## [GOAL OF THE EXERCISE]
Starting at the line that contains "Give me the", copy each line through the end of the listing below. Include both ends and output nothing more.

## [EXCERPTED RECORDS]
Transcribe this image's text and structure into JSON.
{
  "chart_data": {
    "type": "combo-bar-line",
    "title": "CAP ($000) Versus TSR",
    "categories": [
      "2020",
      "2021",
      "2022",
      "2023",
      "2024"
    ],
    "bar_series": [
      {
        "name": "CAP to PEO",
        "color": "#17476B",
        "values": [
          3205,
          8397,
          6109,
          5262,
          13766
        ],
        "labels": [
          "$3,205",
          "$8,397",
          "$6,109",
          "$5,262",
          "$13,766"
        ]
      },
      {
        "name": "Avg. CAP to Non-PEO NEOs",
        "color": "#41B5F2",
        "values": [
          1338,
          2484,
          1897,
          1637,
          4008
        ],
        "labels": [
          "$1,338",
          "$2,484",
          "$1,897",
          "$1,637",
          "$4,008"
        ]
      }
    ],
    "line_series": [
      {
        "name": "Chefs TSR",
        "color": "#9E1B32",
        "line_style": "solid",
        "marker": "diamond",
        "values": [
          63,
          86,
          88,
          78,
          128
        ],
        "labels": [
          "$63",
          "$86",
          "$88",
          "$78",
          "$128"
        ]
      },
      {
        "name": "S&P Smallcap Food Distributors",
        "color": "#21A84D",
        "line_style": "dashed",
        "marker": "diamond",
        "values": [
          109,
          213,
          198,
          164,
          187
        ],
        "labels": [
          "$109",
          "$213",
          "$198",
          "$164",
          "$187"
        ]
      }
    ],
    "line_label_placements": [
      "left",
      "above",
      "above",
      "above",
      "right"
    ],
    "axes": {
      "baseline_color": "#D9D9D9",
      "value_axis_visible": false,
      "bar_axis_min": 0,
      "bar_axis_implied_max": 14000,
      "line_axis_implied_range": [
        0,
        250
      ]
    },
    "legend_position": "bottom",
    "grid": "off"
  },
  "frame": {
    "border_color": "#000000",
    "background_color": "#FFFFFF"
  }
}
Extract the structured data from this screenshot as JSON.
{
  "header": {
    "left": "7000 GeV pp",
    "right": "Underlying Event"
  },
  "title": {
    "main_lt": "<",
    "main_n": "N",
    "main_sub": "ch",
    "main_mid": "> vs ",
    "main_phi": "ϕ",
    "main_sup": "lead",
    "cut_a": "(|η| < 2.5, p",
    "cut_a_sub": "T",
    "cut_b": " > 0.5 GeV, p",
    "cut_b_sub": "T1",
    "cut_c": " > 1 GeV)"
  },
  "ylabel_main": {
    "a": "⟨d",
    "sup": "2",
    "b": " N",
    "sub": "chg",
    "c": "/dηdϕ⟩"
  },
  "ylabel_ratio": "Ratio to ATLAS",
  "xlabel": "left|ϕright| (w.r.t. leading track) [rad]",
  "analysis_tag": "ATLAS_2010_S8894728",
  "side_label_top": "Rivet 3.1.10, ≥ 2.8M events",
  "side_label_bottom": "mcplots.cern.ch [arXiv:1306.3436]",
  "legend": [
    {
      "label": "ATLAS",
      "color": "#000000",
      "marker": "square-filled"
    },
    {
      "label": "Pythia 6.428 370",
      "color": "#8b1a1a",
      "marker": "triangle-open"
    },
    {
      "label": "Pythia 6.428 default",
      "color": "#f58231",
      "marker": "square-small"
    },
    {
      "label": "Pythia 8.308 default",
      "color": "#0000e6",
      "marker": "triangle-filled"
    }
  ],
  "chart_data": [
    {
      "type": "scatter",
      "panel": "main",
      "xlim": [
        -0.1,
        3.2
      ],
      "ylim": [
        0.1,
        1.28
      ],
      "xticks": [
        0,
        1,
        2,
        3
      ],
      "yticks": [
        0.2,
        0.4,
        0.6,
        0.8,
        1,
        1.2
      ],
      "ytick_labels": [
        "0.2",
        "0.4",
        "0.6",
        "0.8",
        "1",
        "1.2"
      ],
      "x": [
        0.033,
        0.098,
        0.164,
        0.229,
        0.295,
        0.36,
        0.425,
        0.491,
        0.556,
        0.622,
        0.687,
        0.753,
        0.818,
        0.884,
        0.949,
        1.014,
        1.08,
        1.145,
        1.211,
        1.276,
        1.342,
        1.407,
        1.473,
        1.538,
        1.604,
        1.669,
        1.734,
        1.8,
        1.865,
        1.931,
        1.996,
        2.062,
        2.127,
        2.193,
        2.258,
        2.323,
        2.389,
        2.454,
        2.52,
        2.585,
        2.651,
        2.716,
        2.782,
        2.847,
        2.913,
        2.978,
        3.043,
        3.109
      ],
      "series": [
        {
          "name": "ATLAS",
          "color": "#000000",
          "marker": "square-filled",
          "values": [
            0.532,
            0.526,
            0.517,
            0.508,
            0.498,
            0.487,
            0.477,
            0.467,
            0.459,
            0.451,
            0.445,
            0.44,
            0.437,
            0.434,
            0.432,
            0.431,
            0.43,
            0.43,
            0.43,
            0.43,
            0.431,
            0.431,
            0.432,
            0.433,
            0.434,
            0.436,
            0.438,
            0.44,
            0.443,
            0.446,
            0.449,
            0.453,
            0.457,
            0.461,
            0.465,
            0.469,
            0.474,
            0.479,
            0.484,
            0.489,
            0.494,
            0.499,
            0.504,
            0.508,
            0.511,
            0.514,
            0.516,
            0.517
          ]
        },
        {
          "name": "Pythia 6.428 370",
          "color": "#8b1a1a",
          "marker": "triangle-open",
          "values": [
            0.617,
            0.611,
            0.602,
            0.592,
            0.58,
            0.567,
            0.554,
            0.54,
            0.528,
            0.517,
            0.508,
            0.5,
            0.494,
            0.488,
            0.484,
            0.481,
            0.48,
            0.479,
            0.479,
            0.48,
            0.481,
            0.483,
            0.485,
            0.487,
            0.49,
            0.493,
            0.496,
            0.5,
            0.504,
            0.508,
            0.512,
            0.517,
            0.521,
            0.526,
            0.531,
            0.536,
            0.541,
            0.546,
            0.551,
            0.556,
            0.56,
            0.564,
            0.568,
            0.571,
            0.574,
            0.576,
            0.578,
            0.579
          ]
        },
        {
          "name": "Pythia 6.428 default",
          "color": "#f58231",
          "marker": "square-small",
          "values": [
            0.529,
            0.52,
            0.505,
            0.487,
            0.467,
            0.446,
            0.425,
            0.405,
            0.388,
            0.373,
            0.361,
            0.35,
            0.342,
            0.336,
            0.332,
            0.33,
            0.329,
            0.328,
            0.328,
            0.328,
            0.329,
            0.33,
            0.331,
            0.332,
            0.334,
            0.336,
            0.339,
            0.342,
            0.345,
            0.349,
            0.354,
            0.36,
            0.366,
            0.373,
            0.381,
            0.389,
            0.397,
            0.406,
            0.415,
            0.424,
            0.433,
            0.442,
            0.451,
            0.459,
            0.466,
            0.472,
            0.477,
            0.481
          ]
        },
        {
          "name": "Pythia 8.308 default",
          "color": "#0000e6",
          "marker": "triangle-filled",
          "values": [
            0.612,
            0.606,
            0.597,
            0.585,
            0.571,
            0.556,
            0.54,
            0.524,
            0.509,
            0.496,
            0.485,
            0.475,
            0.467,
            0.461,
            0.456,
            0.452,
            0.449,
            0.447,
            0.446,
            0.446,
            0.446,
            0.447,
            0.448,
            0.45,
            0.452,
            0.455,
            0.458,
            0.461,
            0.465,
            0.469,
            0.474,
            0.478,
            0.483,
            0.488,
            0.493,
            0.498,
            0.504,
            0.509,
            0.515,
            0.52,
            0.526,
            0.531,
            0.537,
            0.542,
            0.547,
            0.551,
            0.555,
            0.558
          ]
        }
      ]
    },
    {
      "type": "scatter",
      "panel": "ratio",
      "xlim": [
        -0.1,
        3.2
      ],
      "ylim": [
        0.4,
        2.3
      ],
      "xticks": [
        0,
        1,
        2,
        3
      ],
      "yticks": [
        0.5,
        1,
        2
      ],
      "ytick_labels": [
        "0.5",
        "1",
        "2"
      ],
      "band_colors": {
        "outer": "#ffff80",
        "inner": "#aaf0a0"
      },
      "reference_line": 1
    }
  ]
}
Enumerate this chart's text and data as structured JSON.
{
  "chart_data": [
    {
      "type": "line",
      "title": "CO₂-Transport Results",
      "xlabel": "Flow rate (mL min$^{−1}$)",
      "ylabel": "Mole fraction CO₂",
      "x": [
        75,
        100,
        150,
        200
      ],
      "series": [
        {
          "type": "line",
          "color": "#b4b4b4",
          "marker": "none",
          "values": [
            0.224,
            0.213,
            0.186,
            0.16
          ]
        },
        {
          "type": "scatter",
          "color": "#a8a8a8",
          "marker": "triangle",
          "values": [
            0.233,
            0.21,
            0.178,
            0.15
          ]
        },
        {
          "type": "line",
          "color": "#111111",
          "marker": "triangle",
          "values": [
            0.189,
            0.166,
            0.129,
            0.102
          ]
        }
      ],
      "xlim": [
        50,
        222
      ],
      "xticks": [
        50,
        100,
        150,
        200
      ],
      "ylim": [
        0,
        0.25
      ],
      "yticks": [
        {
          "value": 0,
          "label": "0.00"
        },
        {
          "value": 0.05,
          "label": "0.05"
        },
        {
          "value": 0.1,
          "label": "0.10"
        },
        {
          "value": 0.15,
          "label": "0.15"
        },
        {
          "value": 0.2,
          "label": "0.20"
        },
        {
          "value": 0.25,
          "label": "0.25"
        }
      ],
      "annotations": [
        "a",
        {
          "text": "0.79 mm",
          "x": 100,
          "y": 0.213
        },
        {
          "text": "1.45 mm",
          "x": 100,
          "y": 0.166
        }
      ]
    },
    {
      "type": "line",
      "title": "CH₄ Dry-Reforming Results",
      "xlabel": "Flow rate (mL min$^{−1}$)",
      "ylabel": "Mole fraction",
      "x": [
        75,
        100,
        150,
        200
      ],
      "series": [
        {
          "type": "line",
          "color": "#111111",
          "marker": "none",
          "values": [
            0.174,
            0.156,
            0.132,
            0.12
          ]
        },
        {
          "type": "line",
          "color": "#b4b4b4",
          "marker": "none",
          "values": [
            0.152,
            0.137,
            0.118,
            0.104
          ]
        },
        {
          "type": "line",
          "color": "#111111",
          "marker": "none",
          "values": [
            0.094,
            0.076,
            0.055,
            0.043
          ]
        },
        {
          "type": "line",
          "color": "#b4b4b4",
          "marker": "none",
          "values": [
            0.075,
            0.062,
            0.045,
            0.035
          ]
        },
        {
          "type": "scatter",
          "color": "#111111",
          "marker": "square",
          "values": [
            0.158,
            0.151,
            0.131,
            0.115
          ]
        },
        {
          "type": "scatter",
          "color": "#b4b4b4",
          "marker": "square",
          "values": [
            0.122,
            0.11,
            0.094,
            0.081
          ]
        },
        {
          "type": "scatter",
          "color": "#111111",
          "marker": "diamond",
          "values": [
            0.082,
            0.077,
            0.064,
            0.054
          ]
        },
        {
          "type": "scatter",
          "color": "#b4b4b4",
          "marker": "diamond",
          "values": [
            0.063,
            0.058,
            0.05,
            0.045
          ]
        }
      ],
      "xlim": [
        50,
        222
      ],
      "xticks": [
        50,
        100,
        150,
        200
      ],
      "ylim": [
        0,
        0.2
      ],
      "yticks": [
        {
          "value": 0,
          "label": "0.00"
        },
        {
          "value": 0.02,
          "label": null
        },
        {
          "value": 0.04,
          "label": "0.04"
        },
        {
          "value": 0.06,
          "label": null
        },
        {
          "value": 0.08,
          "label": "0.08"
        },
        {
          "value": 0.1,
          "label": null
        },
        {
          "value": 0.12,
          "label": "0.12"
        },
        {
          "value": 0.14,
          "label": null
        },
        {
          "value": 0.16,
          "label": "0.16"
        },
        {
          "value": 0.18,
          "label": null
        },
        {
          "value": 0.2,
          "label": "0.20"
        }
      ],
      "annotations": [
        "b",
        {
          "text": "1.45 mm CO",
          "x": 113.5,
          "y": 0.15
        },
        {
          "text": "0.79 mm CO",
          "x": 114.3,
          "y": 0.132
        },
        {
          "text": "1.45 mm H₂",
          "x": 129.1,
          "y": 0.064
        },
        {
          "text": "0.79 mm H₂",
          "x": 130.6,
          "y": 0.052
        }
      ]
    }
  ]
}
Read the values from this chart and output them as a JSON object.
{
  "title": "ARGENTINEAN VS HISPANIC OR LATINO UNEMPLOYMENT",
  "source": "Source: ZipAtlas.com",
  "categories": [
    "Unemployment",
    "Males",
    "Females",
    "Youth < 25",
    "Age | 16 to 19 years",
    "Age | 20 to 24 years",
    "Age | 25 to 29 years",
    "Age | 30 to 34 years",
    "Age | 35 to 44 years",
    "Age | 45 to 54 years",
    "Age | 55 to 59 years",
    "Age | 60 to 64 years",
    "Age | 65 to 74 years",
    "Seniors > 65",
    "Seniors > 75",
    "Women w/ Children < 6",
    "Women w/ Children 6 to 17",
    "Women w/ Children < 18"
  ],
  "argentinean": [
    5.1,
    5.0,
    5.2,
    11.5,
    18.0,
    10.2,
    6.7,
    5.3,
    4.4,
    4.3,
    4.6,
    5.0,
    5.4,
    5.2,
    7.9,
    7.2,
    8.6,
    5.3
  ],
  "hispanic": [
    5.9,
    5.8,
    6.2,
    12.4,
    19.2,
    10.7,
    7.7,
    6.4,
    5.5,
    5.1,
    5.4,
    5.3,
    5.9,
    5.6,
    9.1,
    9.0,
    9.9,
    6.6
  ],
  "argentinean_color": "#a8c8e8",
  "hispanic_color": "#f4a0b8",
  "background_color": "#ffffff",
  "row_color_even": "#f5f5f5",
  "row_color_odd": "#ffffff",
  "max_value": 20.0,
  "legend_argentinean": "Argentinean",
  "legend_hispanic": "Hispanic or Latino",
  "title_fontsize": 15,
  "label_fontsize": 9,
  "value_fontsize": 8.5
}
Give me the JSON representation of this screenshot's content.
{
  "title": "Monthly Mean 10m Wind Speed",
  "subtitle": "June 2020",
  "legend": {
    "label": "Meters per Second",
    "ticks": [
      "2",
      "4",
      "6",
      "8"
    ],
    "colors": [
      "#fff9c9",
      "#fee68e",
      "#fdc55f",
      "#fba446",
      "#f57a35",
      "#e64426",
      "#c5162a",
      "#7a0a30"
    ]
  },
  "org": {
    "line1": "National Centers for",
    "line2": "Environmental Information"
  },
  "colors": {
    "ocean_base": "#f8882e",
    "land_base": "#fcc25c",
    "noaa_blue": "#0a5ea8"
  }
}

## [SOLUTION TO THIS PROBLEM]
Give me the JSON representation of this screenshot's content.
{
  "title": "Monthly Mean 10m Wind Speed",
  "subtitle": "June 2020",
  "legend": {
    "label": "Meters per Second",
    "ticks": [
      "2",
      "4",
      "6",
      "8"
    ],
    "colors": [
      "#fff9c9",
      "#fee68e",
      "#fdc55f",
      "#fba446",
      "#f57a35",
      "#e64426",
      "#c5162a",
      "#7a0a30"
    ]
  },
  "org": {
    "line1": "National Centers for",
    "line2": "Environmental Information"
  },
  "colors": {
    "ocean_base": "#f8882e",
    "land_base": "#fcc25c",
    "noaa_blue": "#0a5ea8"
  }
}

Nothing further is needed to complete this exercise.